> INSTRUCTIONS TO FOLLOW
Are you able to retype all the records below exactly?

──────── TASK MATERIAL ────────

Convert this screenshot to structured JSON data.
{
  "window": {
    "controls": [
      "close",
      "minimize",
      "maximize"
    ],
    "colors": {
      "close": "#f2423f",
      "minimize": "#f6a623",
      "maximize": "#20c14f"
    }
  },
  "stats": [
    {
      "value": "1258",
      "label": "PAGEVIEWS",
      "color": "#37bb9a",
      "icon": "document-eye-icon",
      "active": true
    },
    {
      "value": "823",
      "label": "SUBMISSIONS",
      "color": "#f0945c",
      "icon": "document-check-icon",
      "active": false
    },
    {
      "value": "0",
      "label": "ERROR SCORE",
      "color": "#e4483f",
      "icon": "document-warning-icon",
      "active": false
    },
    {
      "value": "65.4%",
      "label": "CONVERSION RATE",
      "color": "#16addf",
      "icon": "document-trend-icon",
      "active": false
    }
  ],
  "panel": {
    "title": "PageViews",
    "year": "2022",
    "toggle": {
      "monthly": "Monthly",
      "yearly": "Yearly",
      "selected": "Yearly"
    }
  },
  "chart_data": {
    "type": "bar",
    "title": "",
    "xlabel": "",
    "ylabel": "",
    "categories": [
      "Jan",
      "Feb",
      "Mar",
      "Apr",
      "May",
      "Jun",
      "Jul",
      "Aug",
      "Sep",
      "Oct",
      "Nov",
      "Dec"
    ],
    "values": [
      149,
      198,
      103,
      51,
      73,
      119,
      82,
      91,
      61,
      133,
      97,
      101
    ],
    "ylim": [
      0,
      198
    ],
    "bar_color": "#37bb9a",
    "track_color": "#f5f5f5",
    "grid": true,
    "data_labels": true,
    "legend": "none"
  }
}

────────

> RESULT FOR THIS TASK
Convert this screenshot to structured JSON data.
{
  "window": {
    "controls": [
      "close",
      "minimize",
      "maximize"
    ],
    "colors": {
      "close": "#f2423f",
      "minimize": "#f6a623",
      "maximize": "#20c14f"
    }
  },
  "stats": [
    {
      "value": "1258",
      "label": "PAGEVIEWS",
      "color": "#37bb9a",
      "icon": "document-eye-icon",
      "active": true
    },
    {
      "value": "823",
      "label": "SUBMISSIONS",
      "color": "#f0945c",
      "icon": "document-check-icon",
      "active": false
    },
    {
      "value": "0",
      "label": "ERROR SCORE",
      "color": "#e4483f",
      "icon": "document-warning-icon",
      "active": false
    },
    {
      "value": "65.4%",
      "label": "CONVERSION RATE",
      "color": "#16addf",
      "icon": "document-trend-icon",
      "active": false
    }
  ],
  "panel": {
    "title": "PageViews",
    "year": "2022",
    "toggle": {
      "monthly": "Monthly",
      "yearly": "Yearly",
      "selected": "Yearly"
    }
  },
  "chart_data": {
    "type": "bar",
    "title": "",
    "xlabel": "",
    "ylabel": "",
    "categories": [
      "Jan",
      "Feb",
      "Mar",
      "Apr",
      "May",
      "Jun",
      "Jul",
      "Aug",
      "Sep",
      "Oct",
      "Nov",
      "Dec"
    ],
    "values": [
      149,
      198,
      103,
      51,
      73,
      119,
      82,
      91,
      61,
      133,
      97,
      101
    ],
    "ylim": [
      0,
      198
    ],
    "bar_color": "#37bb9a",
    "track_color": "#f5f5f5",
    "grid": true,
    "data_labels": true,
    "legend": "none"
  }
}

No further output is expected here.